§ **GIVEN REQUEST 1**:
Please return the passage on limited liability companies word for word, from start to finish.

>> Start SUPPLIED PASSAGE

An LLC can be viewed as a partnership whose
partners have limited liability. It has all of the best features of partnerships
and corporations with none of their rigidity. As with a partnership, the
relationship between the partners, and the partners with the company, is
determined by an agreement. In an LLC that agreement is called an operating
agreement. The operating agreement may be either written or oral. If no
operating agreement is adopted, the Act is the default operating agreement. We
do not think that it is wise to have an oral operating agreement.
The company may be managed by all or just some
of its members. If it is managed by less than all of its members it is
considered to have centralized management. The person(s) who manage the business
is then called the manager. There may be just one manager. The manager need not
be a member. We speak about either member managed companies or manager managed
companies. Managers are similar to officers and directors. A manger may have a
title such as president.

>> End SUPPLIED PASSAGE
>> Start MATERIAL SHOWN

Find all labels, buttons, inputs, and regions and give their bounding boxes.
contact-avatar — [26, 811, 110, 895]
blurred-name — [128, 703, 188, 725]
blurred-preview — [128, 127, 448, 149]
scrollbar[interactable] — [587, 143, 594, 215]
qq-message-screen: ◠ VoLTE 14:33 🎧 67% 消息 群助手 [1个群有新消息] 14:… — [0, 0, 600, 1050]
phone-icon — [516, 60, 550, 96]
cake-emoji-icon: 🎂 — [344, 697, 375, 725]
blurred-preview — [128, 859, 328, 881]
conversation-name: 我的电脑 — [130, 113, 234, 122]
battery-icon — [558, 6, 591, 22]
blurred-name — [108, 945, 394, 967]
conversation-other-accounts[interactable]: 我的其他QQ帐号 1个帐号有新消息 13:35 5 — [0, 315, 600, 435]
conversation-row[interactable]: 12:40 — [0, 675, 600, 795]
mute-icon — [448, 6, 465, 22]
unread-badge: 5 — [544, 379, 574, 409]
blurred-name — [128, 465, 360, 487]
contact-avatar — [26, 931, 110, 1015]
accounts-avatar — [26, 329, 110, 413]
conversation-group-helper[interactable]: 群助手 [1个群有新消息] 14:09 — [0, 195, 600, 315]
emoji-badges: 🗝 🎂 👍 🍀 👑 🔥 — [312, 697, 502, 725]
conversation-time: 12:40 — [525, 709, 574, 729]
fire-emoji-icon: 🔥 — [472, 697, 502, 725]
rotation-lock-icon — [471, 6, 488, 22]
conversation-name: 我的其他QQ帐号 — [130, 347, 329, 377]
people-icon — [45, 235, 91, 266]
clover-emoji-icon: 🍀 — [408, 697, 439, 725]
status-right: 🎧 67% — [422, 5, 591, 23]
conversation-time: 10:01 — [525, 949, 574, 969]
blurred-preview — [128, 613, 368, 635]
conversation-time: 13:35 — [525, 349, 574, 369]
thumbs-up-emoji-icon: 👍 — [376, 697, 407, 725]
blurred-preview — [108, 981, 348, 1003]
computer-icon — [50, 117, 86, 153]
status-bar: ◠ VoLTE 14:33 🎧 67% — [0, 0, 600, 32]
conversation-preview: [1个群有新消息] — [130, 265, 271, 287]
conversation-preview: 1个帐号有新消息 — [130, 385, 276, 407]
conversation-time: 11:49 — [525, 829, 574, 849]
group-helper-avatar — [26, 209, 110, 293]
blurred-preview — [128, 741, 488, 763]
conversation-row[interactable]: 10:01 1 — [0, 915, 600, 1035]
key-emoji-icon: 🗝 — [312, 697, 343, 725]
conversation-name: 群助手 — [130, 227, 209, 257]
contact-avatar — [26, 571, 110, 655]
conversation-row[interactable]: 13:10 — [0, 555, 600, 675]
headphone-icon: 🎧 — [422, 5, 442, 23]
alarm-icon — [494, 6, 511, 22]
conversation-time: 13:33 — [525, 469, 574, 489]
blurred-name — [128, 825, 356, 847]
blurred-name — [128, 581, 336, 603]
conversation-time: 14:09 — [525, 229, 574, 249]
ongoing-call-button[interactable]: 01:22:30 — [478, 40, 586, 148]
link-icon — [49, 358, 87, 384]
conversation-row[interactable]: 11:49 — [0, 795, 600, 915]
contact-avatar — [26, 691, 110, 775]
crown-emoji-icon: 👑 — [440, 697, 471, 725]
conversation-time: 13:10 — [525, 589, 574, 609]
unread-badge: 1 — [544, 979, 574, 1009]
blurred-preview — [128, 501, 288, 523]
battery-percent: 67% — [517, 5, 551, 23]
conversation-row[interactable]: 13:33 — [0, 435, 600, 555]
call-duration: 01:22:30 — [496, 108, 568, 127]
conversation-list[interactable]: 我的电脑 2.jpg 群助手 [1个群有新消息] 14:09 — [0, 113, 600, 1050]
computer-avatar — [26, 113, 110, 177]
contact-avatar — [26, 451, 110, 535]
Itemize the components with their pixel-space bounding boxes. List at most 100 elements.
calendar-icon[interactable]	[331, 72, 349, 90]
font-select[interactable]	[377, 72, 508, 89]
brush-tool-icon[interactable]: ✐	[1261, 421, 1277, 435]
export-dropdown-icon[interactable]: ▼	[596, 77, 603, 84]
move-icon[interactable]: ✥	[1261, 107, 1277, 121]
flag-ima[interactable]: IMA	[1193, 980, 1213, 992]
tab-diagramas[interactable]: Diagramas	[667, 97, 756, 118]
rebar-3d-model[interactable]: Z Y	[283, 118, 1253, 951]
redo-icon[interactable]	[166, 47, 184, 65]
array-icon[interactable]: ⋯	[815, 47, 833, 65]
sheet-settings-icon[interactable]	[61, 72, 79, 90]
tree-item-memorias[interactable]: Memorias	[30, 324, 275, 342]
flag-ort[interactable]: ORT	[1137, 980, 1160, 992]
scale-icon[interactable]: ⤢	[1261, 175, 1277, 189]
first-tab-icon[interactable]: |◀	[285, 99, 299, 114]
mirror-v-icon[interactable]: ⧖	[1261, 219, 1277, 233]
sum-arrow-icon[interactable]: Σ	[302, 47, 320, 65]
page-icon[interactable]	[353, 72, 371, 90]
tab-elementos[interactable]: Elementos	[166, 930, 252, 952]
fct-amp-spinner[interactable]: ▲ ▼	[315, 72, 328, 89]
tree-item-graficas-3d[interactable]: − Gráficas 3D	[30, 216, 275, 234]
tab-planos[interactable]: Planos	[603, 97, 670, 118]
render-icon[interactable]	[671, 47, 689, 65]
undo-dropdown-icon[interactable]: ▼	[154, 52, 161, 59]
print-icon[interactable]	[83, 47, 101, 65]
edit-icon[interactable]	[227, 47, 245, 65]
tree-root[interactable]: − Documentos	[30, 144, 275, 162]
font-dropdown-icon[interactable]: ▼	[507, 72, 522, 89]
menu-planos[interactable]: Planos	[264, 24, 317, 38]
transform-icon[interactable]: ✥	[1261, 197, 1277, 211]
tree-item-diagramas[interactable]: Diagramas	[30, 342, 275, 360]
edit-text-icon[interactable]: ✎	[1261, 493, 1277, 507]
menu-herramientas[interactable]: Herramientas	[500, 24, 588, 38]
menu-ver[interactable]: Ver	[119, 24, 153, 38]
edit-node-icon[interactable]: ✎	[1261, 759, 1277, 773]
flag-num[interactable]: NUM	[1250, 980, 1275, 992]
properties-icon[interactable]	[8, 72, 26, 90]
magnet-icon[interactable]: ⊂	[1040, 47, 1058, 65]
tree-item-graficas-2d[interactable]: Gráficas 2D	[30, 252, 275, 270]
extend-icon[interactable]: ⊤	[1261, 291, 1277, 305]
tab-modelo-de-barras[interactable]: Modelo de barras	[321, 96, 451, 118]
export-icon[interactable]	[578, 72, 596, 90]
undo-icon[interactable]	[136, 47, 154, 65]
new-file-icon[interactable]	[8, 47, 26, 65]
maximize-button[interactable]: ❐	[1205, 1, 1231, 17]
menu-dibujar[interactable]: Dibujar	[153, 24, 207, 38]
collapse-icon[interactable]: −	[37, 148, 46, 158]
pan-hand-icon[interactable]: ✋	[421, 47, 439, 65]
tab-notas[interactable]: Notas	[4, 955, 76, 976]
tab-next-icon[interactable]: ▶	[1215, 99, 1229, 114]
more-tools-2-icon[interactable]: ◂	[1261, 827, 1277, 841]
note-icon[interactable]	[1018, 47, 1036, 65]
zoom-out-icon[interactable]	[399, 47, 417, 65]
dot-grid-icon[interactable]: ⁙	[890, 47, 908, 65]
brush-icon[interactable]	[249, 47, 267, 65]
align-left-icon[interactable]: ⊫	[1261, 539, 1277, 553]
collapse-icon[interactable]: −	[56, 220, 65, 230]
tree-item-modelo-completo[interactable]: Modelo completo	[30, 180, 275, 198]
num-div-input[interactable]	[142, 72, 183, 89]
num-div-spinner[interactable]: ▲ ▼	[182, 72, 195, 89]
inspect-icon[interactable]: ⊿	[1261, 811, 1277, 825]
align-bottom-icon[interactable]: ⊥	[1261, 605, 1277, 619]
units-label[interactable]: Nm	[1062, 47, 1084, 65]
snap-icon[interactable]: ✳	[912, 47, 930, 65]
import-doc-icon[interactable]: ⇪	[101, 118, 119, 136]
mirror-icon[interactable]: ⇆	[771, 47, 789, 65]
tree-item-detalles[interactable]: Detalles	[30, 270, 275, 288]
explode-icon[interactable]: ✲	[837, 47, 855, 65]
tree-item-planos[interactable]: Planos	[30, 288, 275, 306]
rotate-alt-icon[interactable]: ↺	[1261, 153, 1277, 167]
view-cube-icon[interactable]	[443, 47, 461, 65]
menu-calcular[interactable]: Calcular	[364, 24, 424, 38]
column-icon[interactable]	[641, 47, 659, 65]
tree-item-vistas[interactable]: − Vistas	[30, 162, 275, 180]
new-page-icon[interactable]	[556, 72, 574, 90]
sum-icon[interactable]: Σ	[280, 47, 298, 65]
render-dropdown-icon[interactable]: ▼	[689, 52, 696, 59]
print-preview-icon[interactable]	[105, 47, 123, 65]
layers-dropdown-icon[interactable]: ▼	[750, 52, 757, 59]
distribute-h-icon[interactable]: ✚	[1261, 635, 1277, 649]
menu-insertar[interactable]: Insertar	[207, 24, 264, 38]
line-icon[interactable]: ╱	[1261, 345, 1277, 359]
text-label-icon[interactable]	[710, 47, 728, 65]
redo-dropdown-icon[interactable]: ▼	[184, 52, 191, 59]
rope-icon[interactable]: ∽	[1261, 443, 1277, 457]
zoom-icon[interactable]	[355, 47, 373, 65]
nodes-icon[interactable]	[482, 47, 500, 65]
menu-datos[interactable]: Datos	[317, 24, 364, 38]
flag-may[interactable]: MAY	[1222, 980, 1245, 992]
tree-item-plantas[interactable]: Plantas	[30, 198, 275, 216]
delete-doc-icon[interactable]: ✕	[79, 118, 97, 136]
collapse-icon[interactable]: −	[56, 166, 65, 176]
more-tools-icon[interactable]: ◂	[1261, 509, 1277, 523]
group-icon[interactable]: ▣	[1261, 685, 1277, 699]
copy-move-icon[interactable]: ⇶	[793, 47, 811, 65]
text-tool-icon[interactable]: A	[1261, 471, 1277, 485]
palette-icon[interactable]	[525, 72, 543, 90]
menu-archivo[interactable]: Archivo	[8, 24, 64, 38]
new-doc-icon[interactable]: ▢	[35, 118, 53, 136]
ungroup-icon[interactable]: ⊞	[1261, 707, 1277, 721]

>> End MATERIAL SHOWN

§ **GIVEN REQUEST 2**:
Retype the entries from the first one through the line containing "blurred-preview — [128, 741, 488, 763]", inclusive, and nothing else.

§ **PROBLEM SOLUTION 1**:
An LLC can be viewed as a partnership whose
partners have limited liability. It has all of the best features of partnerships
and corporations with none of their rigidity. As with a partnership, the
relationship between the partners, and the partners with the company, is
determined by an agreement. In an LLC that agreement is called an operating
agreement. The operating agreement may be either written or oral. If no
operating agreement is adopted, the Act is the default operating agreement. We
do not think that it is wise to have an oral operating agreement.
The company may be managed by all or just some
of its members. If it is managed by less than all of its members it is
considered to have centralized management. The person(s) who manage the business
is then called the manager. There may be just one manager. The manager need not
be a member. We speak about either member managed companies or manager managed
companies. Managers are similar to officers and directors. A manger may have a
title such as president.

§ **PROBLEM SOLUTION 2**:
Find all labels, buttons, inputs, and regions and give their bounding boxes.
contact-avatar — [26, 811, 110, 895]
blurred-name — [128, 703, 188, 725]
blurred-preview — [128, 127, 448, 149]
scrollbar[interactable] — [587, 143, 594, 215]
qq-message-screen: ◠ VoLTE 14:33 🎧 67% 消息 群助手 [1个群有新消息] 14:… — [0, 0, 600, 1050]
phone-icon — [516, 60, 550, 96]
cake-emoji-icon: 🎂 — [344, 697, 375, 725]
blurred-preview — [128, 859, 328, 881]
conversation-name: 我的电脑 — [130, 113, 234, 122]
battery-icon — [558, 6, 591, 22]
blurred-name — [108, 945, 394, 967]
conversation-other-accounts[interactable]: 我的其他QQ帐号 1个帐号有新消息 13:35 5 — [0, 315, 600, 435]
conversation-row[interactable]: 12:40 — [0, 675, 600, 795]
mute-icon — [448, 6, 465, 22]
unread-badge: 5 — [544, 379, 574, 409]
blurred-name — [128, 465, 360, 487]
contact-avatar — [26, 931, 110, 1015]
accounts-avatar — [26, 329, 110, 413]
conversation-group-helper[interactable]: 群助手 [1个群有新消息] 14:09 — [0, 195, 600, 315]
emoji-badges: 🗝 🎂 👍 🍀 👑 🔥 — [312, 697, 502, 725]
conversation-time: 12:40 — [525, 709, 574, 729]
fire-emoji-icon: 🔥 — [472, 697, 502, 725]
rotation-lock-icon — [471, 6, 488, 22]
conversation-name: 我的其他QQ帐号 — [130, 347, 329, 377]
people-icon — [45, 235, 91, 266]
clover-emoji-icon: 🍀 — [408, 697, 439, 725]
status-right: 🎧 67% — [422, 5, 591, 23]
conversation-time: 10:01 — [525, 949, 574, 969]
blurred-preview — [128, 613, 368, 635]
conversation-time: 13:35 — [525, 349, 574, 369]
thumbs-up-emoji-icon: 👍 — [376, 697, 407, 725]
blurred-preview — [108, 981, 348, 1003]
computer-icon — [50, 117, 86, 153]
status-bar: ◠ VoLTE 14:33 🎧 67% — [0, 0, 600, 32]
conversation-preview: [1个群有新消息] — [130, 265, 271, 287]
conversation-preview: 1个帐号有新消息 — [130, 385, 276, 407]
conversation-time: 11:49 — [525, 829, 574, 849]
group-helper-avatar — [26, 209, 110, 293]
blurred-preview — [128, 741, 488, 763]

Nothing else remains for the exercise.